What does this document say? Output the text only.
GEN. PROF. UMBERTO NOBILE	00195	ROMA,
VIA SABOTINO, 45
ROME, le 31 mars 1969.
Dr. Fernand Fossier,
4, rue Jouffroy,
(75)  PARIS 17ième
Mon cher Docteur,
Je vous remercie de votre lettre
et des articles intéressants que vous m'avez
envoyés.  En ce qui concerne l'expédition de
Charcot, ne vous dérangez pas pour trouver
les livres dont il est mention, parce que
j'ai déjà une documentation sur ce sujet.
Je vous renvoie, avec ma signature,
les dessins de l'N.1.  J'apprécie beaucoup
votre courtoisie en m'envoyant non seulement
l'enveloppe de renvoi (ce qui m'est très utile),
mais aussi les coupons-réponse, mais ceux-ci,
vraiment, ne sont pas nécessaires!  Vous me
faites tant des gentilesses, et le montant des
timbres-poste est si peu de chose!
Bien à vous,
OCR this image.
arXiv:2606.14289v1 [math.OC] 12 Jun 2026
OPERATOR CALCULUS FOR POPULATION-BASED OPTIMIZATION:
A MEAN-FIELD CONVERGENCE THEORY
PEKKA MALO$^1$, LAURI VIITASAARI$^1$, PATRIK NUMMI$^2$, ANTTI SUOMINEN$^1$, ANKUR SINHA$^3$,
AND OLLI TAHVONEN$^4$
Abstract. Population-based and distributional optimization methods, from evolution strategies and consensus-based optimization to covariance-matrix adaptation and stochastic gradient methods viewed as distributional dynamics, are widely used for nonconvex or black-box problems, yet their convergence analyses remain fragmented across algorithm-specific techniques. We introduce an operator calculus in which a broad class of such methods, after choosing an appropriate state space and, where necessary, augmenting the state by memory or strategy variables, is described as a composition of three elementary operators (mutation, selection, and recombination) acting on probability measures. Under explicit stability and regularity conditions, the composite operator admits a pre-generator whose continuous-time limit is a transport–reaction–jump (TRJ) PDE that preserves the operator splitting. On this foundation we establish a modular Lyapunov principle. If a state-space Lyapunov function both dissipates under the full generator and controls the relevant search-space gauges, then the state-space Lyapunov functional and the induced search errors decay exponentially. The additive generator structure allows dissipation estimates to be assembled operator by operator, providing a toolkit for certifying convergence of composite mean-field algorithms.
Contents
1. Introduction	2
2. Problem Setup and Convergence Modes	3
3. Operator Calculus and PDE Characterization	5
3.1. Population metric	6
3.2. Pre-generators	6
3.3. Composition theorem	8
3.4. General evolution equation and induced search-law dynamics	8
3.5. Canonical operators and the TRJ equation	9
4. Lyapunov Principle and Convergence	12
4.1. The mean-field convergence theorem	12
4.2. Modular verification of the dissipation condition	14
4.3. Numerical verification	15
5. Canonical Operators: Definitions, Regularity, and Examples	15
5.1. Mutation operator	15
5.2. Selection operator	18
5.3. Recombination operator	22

WHAT YOU HAVE TO DO:
Make an exact copy of the data above.

ANSWER TO THIS PROBLEM:
What does this document say? Output the text only.
GEN. PROF. UMBERTO NOBILE	00195	ROMA,
VIA SABOTINO, 45
ROME, le 31 mars 1969.
Dr. Fernand Fossier,
4, rue Jouffroy,
(75)  PARIS 17ième
Mon cher Docteur,
Je vous remercie de votre lettre
et des articles intéressants que vous m'avez
envoyés.  En ce qui concerne l'expédition de
Charcot, ne vous dérangez pas pour trouver
les livres dont il est mention, parce que
j'ai déjà une documentation sur ce sujet.
Je vous renvoie, avec ma signature,
les dessins de l'N.1.  J'apprécie beaucoup
votre courtoisie en m'envoyant non seulement
l'enveloppe de renvoi (ce qui m'est très utile),
mais aussi les coupons-réponse, mais ceux-ci,
vraiment, ne sont pas nécessaires!  Vous me
faites tant des gentilesses, et le montant des
timbres-poste est si peu de chose!
Bien à vous,
OCR this image.
arXiv:2606.14289v1 [math.OC] 12 Jun 2026
OPERATOR CALCULUS FOR POPULATION-BASED OPTIMIZATION:
A MEAN-FIELD CONVERGENCE THEORY
PEKKA MALO$^1$, LAURI VIITASAARI$^1$, PATRIK NUMMI$^2$, ANTTI SUOMINEN$^1$, ANKUR SINHA$^3$,
AND OLLI TAHVONEN$^4$
Abstract. Population-based and distributional optimization methods, from evolution strategies and consensus-based optimization to covariance-matrix adaptation and stochastic gradient methods viewed as distributional dynamics, are widely used for nonconvex or black-box problems, yet their convergence analyses remain fragmented across algorithm-specific techniques. We introduce an operator calculus in which a broad class of such methods, after choosing an appropriate state space and, where necessary, augmenting the state by memory or strategy variables, is described as a composition of three elementary operators (mutation, selection, and recombination) acting on probability measures. Under explicit stability and regularity conditions, the composite operator admits a pre-generator whose continuous-time limit is a transport–reaction–jump (TRJ) PDE that preserves the operator splitting. On this foundation we establish a modular Lyapunov principle. If a state-space Lyapunov function both dissipates under the full generator and controls the relevant search-space gauges, then the state-space Lyapunov functional and the induced search errors decay exponentially. The additive generator structure allows dissipation estimates to be assembled operator by operator, providing a toolkit for certifying convergence of composite mean-field algorithms.
Contents
1. Introduction	2
2. Problem Setup and Convergence Modes	3
3. Operator Calculus and PDE Characterization	5
3.1. Population metric	6
3.2. Pre-generators	6
3.3. Composition theorem	8
3.4. General evolution equation and induced search-law dynamics	8
3.5. Canonical operators and the TRJ equation	9
4. Lyapunov Principle and Convergence	12
4.1. The mean-field convergence theorem	12
4.2. Modular verification of the dissipation condition	14
4.3. Numerical verification	15
5. Canonical Operators: Definitions, Regularity, and Examples	15
5.1. Mutation operator	15
5.2. Selection operator	18
5.3. Recombination operator	22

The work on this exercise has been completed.